Copy out every line of the records where the string "timer" occurs.

Collected data entries
• • • • •
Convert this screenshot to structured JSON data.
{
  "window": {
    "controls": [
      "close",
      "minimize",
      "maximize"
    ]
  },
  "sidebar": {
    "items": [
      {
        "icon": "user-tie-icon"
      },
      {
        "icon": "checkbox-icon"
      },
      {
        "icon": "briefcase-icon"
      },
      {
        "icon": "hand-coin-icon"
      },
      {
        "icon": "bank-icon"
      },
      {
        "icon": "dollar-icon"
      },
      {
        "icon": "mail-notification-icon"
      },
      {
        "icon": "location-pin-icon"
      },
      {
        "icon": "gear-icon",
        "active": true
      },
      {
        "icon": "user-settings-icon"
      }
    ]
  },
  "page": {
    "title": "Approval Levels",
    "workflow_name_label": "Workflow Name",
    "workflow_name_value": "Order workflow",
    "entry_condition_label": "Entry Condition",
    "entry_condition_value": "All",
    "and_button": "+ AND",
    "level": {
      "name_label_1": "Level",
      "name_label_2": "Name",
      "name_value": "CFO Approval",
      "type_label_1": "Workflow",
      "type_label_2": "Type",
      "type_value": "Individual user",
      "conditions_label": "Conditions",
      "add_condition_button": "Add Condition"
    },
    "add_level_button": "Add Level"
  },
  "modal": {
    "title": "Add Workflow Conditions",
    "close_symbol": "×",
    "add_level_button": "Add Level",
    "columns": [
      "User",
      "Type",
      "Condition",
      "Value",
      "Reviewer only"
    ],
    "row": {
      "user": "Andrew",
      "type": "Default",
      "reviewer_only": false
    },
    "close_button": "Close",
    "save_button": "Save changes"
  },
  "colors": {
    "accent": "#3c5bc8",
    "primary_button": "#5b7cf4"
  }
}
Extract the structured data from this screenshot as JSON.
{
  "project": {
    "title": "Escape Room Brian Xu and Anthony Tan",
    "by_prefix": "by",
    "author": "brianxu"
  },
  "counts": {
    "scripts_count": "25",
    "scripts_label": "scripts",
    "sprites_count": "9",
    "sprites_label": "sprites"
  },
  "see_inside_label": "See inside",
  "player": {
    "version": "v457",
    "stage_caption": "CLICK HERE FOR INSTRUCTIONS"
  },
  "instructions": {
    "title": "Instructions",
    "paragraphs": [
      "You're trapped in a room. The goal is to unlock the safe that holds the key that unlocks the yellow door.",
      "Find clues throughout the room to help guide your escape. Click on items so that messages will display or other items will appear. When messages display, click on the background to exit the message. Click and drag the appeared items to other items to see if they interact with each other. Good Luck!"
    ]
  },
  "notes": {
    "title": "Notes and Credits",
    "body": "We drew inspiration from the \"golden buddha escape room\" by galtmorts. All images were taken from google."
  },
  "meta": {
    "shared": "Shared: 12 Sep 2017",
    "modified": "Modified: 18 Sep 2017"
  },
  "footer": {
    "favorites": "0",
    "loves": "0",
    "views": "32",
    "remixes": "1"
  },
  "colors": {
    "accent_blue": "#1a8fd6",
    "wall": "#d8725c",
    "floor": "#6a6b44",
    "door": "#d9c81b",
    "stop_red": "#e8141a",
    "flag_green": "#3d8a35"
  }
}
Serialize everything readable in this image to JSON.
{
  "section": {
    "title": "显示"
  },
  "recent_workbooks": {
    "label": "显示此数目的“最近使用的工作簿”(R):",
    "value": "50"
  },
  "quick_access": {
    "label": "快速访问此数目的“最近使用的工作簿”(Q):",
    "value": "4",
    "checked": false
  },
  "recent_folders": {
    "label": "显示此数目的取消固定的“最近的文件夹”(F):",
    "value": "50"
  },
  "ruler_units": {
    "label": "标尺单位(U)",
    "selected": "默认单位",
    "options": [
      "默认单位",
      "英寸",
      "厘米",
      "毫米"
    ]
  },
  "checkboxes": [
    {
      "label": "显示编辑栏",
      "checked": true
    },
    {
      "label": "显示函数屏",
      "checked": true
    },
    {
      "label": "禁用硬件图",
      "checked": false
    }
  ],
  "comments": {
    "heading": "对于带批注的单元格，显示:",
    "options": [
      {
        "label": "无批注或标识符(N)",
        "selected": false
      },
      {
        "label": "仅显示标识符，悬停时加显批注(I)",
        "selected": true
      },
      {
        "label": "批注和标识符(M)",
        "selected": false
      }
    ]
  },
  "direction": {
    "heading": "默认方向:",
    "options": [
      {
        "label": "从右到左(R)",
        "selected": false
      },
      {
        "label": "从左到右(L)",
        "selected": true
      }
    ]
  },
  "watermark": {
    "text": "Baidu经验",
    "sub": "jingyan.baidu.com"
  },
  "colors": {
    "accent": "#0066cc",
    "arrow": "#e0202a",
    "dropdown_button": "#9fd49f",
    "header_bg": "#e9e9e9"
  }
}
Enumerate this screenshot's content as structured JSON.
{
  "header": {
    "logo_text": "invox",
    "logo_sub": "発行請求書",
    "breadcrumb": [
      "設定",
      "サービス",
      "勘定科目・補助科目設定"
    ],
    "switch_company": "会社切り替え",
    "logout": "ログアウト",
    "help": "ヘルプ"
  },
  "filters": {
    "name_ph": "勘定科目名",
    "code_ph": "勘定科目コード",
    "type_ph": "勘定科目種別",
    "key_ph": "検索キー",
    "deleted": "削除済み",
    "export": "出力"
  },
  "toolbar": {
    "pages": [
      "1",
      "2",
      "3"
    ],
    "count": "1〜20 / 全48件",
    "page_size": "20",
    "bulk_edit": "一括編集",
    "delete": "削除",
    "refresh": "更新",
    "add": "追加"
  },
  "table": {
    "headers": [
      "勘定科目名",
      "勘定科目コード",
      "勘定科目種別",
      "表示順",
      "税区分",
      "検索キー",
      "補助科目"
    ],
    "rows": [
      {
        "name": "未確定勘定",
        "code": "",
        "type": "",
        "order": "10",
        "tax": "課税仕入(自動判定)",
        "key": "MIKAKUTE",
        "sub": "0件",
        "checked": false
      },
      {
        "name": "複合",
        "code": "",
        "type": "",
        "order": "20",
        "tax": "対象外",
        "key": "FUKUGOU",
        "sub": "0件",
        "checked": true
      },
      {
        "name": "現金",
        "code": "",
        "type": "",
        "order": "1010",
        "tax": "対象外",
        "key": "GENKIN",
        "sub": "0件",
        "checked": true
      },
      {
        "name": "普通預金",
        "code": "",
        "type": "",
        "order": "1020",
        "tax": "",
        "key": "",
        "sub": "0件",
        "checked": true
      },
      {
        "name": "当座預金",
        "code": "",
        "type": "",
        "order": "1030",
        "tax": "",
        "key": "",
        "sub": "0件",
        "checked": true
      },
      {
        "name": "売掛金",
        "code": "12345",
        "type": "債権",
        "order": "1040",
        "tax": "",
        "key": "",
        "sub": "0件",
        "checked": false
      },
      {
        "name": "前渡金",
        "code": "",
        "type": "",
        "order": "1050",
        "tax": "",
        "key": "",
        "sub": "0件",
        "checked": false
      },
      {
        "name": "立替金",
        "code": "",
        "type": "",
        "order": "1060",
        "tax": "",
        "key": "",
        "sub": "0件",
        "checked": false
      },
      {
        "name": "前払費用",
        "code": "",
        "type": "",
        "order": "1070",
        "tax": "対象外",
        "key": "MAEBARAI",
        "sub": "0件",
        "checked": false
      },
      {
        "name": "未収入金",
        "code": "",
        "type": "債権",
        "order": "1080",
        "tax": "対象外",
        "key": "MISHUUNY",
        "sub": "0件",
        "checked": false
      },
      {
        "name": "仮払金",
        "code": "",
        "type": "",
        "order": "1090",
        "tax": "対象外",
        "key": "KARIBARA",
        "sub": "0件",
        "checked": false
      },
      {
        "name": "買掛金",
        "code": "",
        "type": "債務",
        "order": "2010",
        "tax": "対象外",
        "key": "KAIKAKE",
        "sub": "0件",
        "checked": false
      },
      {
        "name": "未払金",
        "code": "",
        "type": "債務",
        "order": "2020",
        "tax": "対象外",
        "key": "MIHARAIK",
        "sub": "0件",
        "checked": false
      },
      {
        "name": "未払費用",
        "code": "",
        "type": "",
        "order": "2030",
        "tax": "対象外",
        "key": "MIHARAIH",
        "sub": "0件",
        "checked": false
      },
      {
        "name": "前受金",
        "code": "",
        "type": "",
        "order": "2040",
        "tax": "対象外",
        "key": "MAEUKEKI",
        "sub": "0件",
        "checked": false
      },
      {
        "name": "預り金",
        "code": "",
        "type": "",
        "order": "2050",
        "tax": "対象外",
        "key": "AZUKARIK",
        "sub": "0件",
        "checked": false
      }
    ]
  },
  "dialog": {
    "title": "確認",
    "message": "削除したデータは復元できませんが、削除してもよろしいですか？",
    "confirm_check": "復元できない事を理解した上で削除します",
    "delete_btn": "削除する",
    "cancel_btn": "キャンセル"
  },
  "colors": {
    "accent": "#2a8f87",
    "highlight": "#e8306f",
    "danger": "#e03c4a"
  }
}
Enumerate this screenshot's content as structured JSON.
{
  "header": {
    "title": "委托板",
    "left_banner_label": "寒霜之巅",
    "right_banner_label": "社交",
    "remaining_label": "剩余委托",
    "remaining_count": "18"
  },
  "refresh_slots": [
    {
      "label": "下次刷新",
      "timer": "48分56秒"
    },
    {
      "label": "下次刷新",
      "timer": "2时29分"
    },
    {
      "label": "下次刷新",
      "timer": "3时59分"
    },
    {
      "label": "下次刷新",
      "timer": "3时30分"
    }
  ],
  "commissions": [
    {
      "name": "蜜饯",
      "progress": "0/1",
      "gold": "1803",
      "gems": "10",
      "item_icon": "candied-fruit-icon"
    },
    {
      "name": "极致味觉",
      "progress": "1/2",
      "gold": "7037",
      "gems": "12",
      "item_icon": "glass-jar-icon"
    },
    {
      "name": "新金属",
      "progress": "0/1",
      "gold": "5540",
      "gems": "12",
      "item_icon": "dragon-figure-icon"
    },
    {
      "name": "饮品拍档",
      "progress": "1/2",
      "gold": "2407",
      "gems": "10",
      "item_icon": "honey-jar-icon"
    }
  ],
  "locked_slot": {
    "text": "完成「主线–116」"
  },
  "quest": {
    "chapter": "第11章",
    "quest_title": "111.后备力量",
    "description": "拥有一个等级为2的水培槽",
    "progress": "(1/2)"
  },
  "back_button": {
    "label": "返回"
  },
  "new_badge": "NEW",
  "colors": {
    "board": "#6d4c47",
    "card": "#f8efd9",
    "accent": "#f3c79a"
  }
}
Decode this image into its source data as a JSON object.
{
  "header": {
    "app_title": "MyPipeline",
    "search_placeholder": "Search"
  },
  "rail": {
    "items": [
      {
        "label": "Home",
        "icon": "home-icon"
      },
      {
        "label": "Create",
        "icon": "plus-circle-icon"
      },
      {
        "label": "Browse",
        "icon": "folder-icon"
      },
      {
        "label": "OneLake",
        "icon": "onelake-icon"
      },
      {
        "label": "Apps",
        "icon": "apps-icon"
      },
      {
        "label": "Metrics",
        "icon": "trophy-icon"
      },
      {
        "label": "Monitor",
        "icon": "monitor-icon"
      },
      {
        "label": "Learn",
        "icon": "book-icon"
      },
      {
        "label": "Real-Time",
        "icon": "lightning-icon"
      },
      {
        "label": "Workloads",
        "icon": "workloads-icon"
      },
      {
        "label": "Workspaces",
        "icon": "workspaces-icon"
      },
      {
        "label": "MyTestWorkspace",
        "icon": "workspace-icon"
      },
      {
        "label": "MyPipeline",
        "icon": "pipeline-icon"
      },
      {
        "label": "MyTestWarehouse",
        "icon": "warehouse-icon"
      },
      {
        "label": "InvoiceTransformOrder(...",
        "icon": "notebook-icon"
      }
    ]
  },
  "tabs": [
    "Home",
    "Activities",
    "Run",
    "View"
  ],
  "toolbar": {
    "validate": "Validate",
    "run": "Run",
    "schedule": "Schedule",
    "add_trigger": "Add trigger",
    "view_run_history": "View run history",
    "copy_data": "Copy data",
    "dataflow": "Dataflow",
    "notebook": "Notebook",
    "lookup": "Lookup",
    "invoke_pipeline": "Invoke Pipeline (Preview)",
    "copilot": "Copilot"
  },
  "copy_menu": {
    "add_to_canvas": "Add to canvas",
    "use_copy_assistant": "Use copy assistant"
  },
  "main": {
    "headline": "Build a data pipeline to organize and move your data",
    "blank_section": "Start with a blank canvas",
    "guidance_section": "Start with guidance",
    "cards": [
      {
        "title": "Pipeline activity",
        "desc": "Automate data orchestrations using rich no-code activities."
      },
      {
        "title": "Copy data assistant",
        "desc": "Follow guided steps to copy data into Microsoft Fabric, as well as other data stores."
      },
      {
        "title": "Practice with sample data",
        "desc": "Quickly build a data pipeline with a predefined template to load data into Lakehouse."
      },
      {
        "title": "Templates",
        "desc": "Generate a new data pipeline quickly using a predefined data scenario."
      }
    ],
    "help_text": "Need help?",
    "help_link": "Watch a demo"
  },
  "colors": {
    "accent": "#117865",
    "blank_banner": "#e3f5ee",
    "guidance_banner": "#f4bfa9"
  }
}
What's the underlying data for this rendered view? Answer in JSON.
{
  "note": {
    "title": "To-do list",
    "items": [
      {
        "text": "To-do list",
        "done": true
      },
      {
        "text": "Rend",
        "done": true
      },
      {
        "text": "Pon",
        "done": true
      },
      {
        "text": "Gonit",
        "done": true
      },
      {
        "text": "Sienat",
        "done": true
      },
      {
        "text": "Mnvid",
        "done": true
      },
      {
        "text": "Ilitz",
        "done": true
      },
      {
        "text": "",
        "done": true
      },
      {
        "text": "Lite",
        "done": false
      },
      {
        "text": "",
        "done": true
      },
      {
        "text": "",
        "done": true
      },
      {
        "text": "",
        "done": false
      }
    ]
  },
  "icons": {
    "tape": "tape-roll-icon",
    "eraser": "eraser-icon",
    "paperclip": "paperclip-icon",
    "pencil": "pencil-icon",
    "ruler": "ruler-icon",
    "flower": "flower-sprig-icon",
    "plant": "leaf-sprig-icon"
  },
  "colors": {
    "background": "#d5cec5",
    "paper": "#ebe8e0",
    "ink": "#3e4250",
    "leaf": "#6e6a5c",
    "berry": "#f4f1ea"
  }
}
• • • • •
• [OUTPUT]
      "timer": "48分56秒"
      "timer": "2时29分"
      "timer": "3时59分"
      "timer": "3时30分"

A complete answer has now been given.